— Exercise prompt —
All entries below are to be set down again, identical to the source.

** begin Raw data **

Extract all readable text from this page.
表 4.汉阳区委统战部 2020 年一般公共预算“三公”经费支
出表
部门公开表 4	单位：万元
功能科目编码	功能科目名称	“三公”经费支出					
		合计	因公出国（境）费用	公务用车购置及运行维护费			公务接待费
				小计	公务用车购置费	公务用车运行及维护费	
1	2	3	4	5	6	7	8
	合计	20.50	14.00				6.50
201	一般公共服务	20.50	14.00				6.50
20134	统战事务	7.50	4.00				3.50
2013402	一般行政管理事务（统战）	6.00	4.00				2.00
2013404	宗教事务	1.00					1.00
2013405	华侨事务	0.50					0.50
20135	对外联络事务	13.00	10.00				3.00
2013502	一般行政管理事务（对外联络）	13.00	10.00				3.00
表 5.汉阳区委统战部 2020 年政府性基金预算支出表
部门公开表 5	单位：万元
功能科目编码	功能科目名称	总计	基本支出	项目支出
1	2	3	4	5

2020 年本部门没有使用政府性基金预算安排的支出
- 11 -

** end Raw data **

— Task answer —
Extract all readable text from this page.
表 4.汉阳区委统战部 2020 年一般公共预算“三公”经费支
出表
部门公开表 4	单位：万元
功能科目编码	功能科目名称	“三公”经费支出					
		合计	因公出国（境）费用	公务用车购置及运行维护费			公务接待费
				小计	公务用车购置费	公务用车运行及维护费	
1	2	3	4	5	6	7	8
	合计	20.50	14.00				6.50
201	一般公共服务	20.50	14.00				6.50
20134	统战事务	7.50	4.00				3.50
2013402	一般行政管理事务（统战）	6.00	4.00				2.00
2013404	宗教事务	1.00					1.00
2013405	华侨事务	0.50					0.50
20135	对外联络事务	13.00	10.00				3.00
2013502	一般行政管理事务（对外联络）	13.00	10.00				3.00
表 5.汉阳区委统战部 2020 年政府性基金预算支出表
部门公开表 5	单位：万元
功能科目编码	功能科目名称	总计	基本支出	项目支出
1	2	3	4	5

2020 年本部门没有使用政府性基金预算安排的支出
- 11 -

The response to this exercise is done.